# Provided text:
.....
The Real Estate Institute of Australia (REIA)’s latest Housing Affordability Report has found that overall, housing affordability has declined across Australia.

The proportion of income required to meet loan repayments increased by 0.1% of the quarter to 34.7% – above the typically ‘affordable’ 30% benchmark – while for rent this has increased by 0.4% to 24.4%.

Affordability has declined in Victoria, Queensland, Tasmania and the Northern Territory while remaining steady in Western Australia and the Australia Capital Territory and even improved in New South Wales and South Australia.

REIA President, Adrian Kelly, said that along with the worsening of affordability, the number of first home buyers decreased by 4.4% during the quarter to 44,007 – although this figure has risen by 62.2% over the past 12 months, with first home buyers now making up 40.3% of all owner-occupied dwelling commitments.

“Over the March 2021 quarter, the number of first home buyers increased in Victoria, South Australia and Western Australia but decreased in all other states and territories,” said Mr Kelly.

“Over the past 12 months, the number of first home buyers increased in all states and territories, ranging from 37.3% in Tasmania to 105.0% in Western Australia.”
.....
# Given request A:
In the records, write out word for word every line from the one with "Decompose this screenshot" up to and including the one with "col-header-sun: Sun [532,253,626,309]", leaving out the pictures.

# Data entries:
.....
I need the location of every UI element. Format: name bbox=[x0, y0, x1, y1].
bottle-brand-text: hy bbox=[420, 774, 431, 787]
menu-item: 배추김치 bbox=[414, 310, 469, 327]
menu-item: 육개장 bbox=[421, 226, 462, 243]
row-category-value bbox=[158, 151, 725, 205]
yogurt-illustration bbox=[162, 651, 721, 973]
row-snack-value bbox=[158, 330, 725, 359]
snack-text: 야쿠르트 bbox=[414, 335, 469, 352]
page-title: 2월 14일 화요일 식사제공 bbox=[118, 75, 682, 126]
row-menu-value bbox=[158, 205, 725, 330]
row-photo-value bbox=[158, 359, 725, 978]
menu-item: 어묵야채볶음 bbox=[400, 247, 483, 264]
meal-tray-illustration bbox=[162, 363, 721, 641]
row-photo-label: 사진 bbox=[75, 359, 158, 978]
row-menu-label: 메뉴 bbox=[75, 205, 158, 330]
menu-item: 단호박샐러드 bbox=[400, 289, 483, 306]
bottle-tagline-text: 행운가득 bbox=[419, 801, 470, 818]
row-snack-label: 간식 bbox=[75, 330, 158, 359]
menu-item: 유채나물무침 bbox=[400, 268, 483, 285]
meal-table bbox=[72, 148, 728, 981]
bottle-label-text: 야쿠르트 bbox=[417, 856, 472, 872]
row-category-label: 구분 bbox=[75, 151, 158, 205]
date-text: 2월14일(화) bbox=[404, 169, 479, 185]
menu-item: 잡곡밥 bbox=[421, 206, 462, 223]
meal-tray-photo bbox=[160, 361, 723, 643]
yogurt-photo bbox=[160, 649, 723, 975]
.....
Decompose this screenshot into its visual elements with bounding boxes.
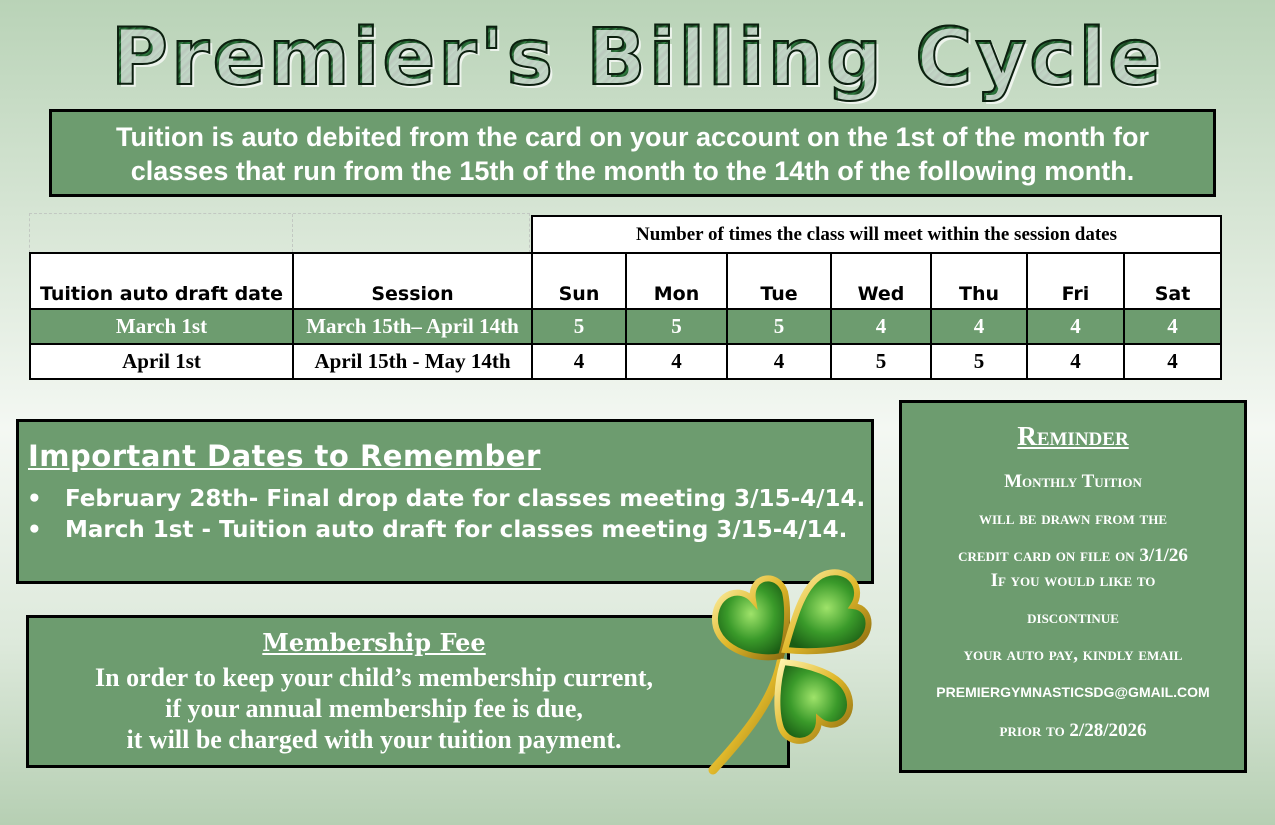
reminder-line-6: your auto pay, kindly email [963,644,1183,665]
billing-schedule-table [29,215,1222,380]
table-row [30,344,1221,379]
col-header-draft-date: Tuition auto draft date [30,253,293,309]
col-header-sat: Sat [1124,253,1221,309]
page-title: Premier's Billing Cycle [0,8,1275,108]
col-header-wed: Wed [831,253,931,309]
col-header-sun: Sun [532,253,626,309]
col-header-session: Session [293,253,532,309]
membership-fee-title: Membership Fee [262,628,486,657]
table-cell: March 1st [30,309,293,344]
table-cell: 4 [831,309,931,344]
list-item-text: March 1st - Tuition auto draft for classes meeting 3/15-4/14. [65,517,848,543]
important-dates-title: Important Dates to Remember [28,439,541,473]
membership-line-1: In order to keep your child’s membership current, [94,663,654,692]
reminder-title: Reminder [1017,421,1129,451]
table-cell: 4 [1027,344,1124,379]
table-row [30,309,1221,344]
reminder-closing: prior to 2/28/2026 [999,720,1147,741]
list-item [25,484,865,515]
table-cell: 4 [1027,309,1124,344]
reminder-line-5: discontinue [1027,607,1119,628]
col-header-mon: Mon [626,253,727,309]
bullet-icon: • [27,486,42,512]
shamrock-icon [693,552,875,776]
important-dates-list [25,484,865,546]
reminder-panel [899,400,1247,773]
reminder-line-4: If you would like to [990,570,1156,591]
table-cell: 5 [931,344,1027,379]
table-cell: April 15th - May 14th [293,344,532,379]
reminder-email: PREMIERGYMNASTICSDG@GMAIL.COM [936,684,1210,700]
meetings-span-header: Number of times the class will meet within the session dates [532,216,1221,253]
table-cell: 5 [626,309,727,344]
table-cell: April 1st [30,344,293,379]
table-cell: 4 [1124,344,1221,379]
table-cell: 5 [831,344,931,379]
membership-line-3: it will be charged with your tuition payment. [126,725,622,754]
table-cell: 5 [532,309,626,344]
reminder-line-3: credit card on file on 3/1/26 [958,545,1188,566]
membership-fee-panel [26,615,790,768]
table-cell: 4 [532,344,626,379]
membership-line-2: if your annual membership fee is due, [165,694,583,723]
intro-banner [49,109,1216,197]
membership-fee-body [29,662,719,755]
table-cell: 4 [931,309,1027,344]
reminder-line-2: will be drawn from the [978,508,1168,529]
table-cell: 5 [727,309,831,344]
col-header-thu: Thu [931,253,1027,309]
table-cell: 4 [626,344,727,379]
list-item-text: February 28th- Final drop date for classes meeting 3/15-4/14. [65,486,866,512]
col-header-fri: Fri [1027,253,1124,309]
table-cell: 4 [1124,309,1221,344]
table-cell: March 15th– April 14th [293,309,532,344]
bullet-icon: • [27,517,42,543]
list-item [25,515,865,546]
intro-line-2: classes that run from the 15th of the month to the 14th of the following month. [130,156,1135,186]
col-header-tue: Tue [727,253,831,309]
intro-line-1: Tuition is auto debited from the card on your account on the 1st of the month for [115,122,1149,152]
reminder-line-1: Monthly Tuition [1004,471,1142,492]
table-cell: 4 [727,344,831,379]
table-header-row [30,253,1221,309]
.....
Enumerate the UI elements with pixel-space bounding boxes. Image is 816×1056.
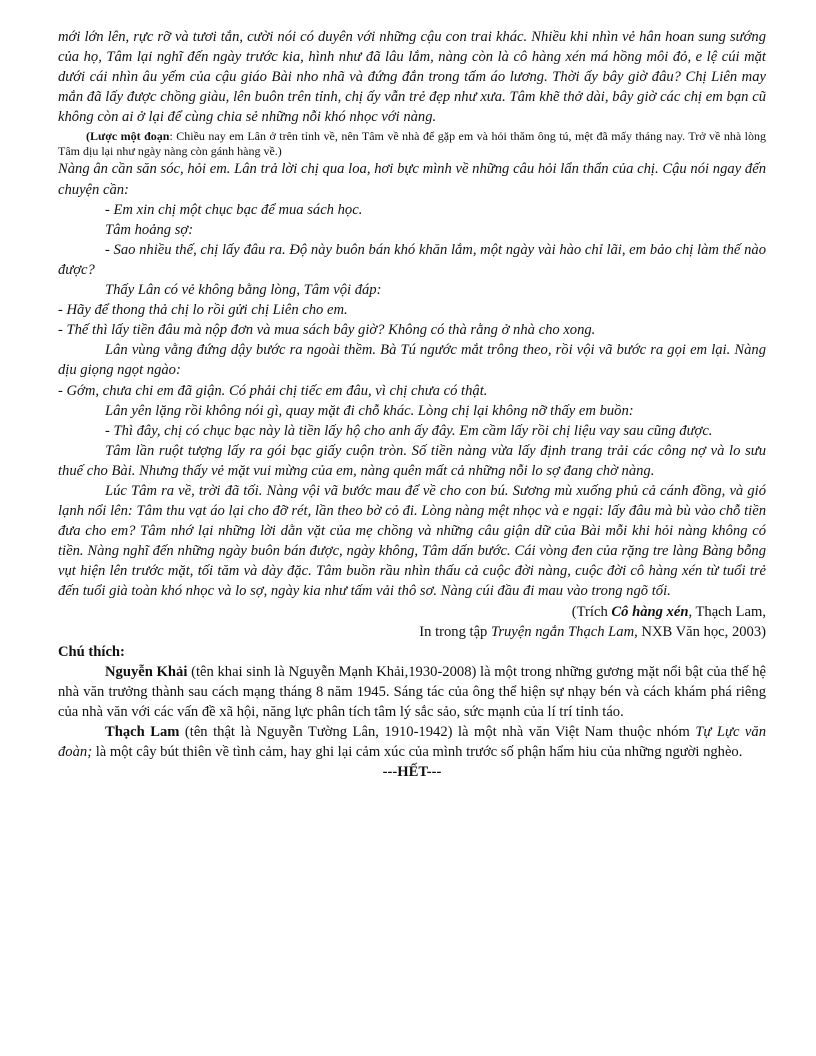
.....
# Given request B:
Carry the text on Australia's housing affordability report forward from its last sentence.

# Expected answer A:
Decompose this screenshot into its visual elements with bounding boxes.
reminder-line-6: your auto pay, kindly email [963,644,1183,665]
billing-schedule-table [29,215,1222,380]
table-row [30,344,1221,379]
col-header-draft-date: Tuition auto draft date [30,253,293,309]
col-header-sat: Sat [1124,253,1221,309]
page-title: Premier's Billing Cycle [0,8,1275,108]
col-header-wed: Wed [831,253,931,309]
col-header-sun: Sun [532,253,626,309]

# Expected answer B:
Adrian Kelly, REIA President

Given the Reserve Bank (RBA) has kept the official cash rate at 0.1%, this had little impact on housing affordability, with average first home buyers’ loans increasing by 2.2% during the quarter to $425,875.

“Over the March quarter, the average loan size to first home buyers increased in all states and territories except New South Wales. Increases range from 2.2% in the Australian Capital Territory to 6.1% in Victoria,” said Mr Kelly.

The report also revealed that the total number of owner-occupied loans decreased during the March quarter by 0.6% to 109,252.

Only Victoria, South Australia and Western Australia saw the total number of loans increase. However, over the past year, all states and territories saw a rise in loans, varying from 31.8% in Tasmania to 94.6% in Western Australia.

In terms of the average loan size, this has increased to $506,340 – an increase of 1% during the quarter – with all states and territories except NSW and South Australia recording an increase.